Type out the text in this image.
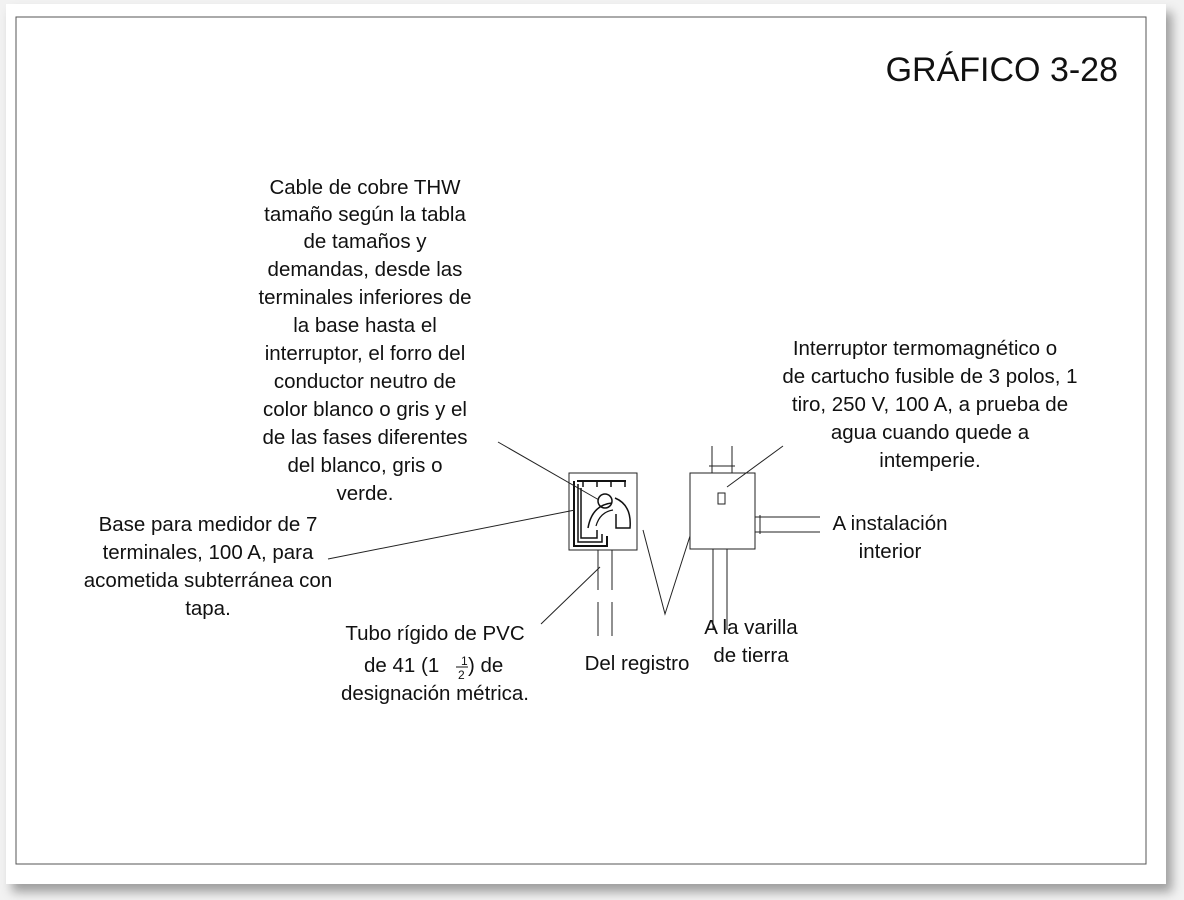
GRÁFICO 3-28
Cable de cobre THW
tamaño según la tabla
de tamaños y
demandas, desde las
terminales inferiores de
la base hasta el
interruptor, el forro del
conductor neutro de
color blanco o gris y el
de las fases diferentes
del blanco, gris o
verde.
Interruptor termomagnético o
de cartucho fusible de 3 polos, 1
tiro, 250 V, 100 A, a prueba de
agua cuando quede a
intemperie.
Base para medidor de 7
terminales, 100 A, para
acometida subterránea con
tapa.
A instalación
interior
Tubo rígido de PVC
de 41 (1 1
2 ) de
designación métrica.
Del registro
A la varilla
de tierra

= = = = = = =

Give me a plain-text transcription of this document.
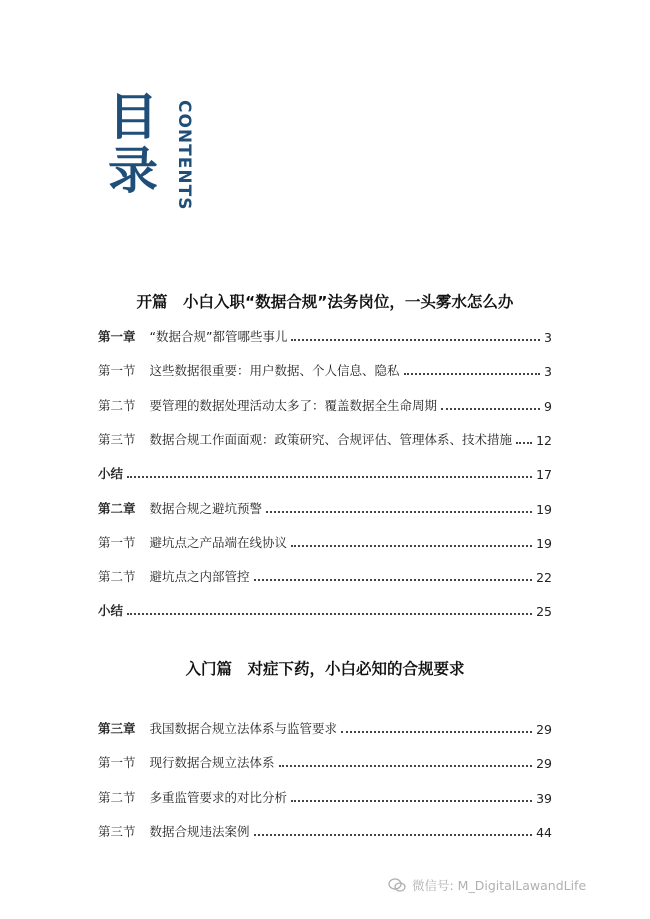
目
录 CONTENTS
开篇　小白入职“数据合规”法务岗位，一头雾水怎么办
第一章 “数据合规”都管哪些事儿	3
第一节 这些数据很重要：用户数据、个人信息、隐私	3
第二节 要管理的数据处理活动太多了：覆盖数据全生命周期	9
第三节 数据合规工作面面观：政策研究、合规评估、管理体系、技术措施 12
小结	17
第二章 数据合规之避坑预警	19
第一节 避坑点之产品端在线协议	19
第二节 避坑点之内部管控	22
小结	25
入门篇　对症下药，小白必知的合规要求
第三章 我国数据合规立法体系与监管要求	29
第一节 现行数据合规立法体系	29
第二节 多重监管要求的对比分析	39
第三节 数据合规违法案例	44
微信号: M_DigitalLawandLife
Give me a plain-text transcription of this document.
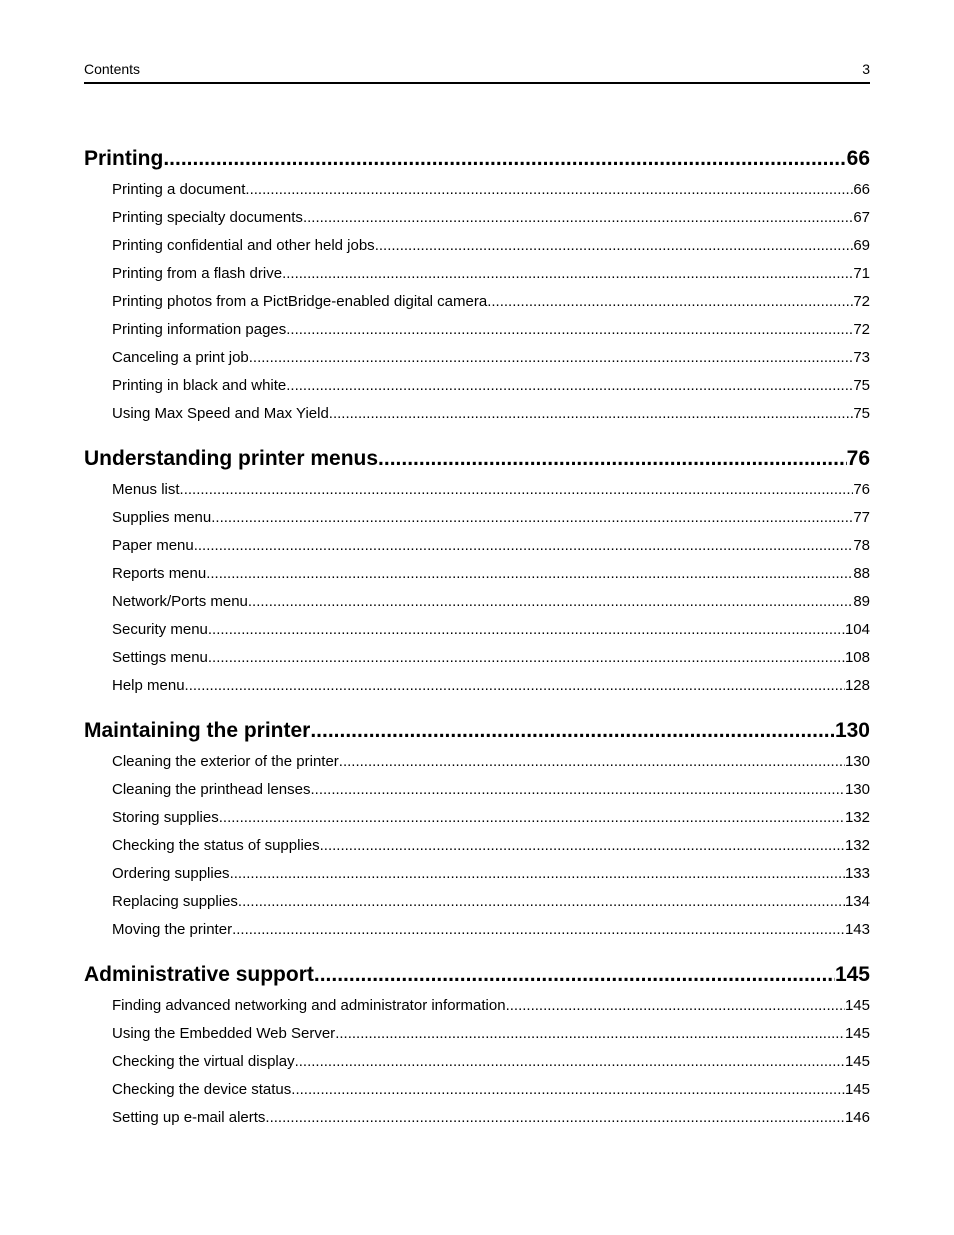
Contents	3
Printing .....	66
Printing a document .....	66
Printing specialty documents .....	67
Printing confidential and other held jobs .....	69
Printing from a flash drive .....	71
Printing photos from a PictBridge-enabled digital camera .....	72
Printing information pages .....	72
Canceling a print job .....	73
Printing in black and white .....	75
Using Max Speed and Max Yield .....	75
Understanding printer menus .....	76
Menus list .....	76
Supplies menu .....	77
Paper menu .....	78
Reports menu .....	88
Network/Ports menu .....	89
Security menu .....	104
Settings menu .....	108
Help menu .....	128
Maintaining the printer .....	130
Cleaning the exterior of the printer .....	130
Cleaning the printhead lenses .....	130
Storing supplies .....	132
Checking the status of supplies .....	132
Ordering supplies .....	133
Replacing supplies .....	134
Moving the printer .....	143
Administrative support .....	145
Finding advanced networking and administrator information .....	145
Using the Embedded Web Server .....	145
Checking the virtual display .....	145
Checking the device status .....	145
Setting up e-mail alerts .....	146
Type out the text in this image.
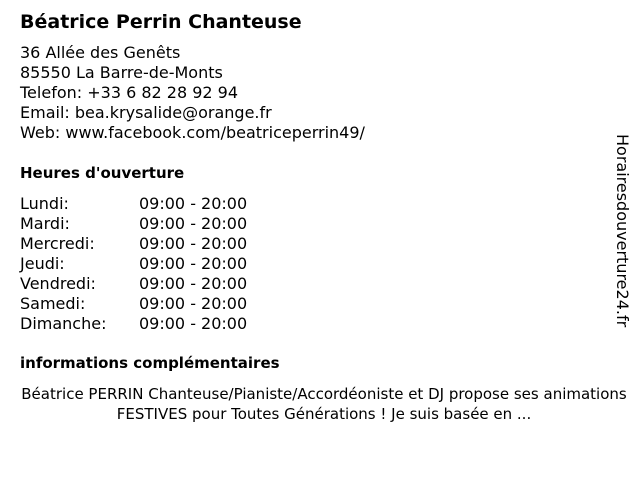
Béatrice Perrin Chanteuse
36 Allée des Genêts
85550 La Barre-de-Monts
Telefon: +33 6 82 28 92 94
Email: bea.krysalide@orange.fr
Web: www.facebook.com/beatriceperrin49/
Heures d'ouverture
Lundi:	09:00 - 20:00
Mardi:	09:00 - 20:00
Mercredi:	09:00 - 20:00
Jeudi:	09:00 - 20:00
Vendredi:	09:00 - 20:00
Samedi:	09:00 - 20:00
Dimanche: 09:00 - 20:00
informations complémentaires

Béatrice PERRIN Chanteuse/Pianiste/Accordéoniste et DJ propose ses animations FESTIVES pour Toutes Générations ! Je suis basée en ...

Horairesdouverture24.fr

= = = = = = =

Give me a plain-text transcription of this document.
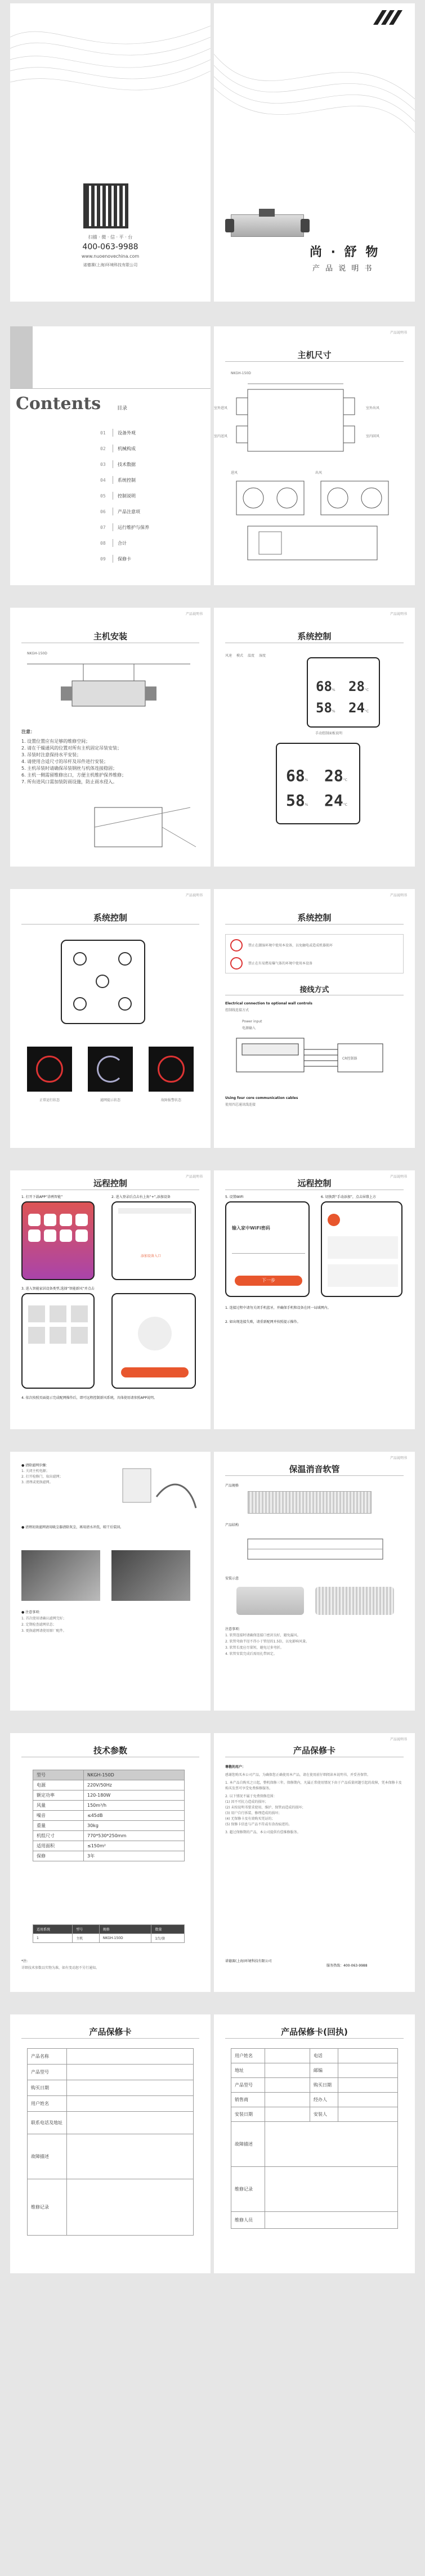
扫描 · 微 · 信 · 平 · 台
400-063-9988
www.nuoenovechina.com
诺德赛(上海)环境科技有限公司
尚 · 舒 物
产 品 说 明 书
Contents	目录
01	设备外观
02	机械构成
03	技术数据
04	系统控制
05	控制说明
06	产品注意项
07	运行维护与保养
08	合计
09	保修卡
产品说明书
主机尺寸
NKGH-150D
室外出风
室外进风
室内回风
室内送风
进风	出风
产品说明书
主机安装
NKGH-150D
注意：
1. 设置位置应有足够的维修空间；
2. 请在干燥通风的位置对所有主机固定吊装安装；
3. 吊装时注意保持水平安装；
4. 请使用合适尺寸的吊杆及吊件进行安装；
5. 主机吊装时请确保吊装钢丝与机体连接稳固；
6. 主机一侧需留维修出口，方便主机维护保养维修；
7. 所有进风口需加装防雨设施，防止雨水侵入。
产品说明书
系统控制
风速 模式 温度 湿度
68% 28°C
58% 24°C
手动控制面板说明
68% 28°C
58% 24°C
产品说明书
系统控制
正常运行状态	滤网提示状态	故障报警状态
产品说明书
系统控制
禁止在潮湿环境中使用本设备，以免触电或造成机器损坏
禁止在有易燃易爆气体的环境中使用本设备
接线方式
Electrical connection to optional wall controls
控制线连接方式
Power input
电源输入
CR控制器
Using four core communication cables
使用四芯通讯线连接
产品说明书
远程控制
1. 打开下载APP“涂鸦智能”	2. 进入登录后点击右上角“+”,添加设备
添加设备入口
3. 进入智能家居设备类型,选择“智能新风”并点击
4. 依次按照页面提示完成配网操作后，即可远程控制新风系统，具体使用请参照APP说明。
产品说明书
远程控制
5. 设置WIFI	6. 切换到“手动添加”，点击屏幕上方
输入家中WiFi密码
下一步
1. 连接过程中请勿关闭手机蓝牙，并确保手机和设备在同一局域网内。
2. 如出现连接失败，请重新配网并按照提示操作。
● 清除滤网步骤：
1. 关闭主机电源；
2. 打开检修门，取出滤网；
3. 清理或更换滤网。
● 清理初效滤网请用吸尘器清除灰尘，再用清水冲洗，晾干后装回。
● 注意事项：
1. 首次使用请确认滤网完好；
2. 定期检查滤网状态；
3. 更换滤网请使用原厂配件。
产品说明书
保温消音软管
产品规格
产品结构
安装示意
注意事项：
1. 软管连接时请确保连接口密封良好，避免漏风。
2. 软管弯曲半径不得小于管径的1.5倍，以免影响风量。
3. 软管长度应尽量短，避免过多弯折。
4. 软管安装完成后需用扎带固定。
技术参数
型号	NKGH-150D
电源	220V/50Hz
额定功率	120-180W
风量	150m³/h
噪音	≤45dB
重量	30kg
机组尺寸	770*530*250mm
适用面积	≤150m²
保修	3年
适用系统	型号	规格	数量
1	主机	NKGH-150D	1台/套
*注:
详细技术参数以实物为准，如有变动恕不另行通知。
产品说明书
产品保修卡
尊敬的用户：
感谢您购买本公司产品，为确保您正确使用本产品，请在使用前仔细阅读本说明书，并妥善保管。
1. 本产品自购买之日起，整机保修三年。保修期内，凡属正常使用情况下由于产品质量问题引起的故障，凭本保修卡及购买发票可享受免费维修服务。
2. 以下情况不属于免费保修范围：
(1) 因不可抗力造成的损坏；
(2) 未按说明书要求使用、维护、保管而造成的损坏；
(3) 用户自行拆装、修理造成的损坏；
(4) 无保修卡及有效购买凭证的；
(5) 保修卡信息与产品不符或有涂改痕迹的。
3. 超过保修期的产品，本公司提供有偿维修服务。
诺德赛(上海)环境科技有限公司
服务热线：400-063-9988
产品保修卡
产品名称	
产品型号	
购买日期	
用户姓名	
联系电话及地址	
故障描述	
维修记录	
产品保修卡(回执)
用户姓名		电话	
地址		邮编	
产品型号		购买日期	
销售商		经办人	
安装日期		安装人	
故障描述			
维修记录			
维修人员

= = = = = = =

▶ Objective
Look through the entries above. Extract each line with the word "Cleaning".

▶ Reply
Cleaning the exterior of the printer .....	130
Cleaning the printhead lenses .....	130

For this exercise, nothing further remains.